> **Exercise prompt**
Return the records that follow, matching each one exactly.
-- Start --
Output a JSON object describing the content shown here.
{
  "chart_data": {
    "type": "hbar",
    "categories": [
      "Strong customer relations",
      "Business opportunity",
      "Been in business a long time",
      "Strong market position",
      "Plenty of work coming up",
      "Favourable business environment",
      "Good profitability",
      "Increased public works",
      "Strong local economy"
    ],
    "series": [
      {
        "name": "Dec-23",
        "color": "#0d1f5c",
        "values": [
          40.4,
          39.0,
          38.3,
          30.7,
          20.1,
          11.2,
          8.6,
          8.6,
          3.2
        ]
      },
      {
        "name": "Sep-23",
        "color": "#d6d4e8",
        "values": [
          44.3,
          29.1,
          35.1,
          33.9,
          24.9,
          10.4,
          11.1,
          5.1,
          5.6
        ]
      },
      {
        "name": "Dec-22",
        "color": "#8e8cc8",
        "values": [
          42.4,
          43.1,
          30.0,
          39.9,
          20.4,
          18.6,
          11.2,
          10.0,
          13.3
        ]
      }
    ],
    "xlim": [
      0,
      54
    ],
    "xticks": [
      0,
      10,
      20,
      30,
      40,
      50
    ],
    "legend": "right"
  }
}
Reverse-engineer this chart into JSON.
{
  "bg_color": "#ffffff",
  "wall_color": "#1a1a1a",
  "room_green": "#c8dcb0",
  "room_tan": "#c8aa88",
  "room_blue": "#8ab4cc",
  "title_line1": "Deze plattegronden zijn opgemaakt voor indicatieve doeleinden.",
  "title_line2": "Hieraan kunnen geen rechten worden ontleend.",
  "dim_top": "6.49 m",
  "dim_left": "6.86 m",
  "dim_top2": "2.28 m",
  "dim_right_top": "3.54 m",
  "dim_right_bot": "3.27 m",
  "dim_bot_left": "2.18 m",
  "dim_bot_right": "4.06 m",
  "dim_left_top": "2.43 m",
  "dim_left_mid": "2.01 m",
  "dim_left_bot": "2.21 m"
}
-- End --
> **Task output**
Output a JSON object describing the content shown here.
{
  "chart_data": {
    "type": "hbar",
    "categories": [
      "Strong customer relations",
      "Business opportunity",
      "Been in business a long time",
      "Strong market position",
      "Plenty of work coming up",
      "Favourable business environment",
      "Good profitability",
      "Increased public works",
      "Strong local economy"
    ],
    "series": [
      {
        "name": "Dec-23",
        "color": "#0d1f5c",
        "values": [
          40.4,
          39.0,
          38.3,
          30.7,
          20.1,
          11.2,
          8.6,
          8.6,
          3.2
        ]
      },
      {
        "name": "Sep-23",
        "color": "#d6d4e8",
        "values": [
          44.3,
          29.1,
          35.1,
          33.9,
          24.9,
          10.4,
          11.1,
          5.1,
          5.6
        ]
      },
      {
        "name": "Dec-22",
        "color": "#8e8cc8",
        "values": [
          42.4,
          43.1,
          30.0,
          39.9,
          20.4,
          18.6,
          11.2,
          10.0,
          13.3
        ]
      }
    ],
    "xlim": [
      0,
      54
    ],
    "xticks": [
      0,
      10,
      20,
      30,
      40,
      50
    ],
    "legend": "right"
  }
}
Reverse-engineer this chart into JSON.
{
  "bg_color": "#ffffff",
  "wall_color": "#1a1a1a",
  "room_green": "#c8dcb0",
  "room_tan": "#c8aa88",
  "room_blue": "#8ab4cc",
  "title_line1": "Deze plattegronden zijn opgemaakt voor indicatieve doeleinden.",
  "title_line2": "Hieraan kunnen geen rechten worden ontleend.",
  "dim_top": "6.49 m",
  "dim_left": "6.86 m",
  "dim_top2": "2.28 m",
  "dim_right_top": "3.54 m",
  "dim_right_bot": "3.27 m",
  "dim_bot_left": "2.18 m",
  "dim_bot_right": "4.06 m",
  "dim_left_top": "2.43 m",
  "dim_left_mid": "2.01 m",
  "dim_left_bot": "2.21 m"
}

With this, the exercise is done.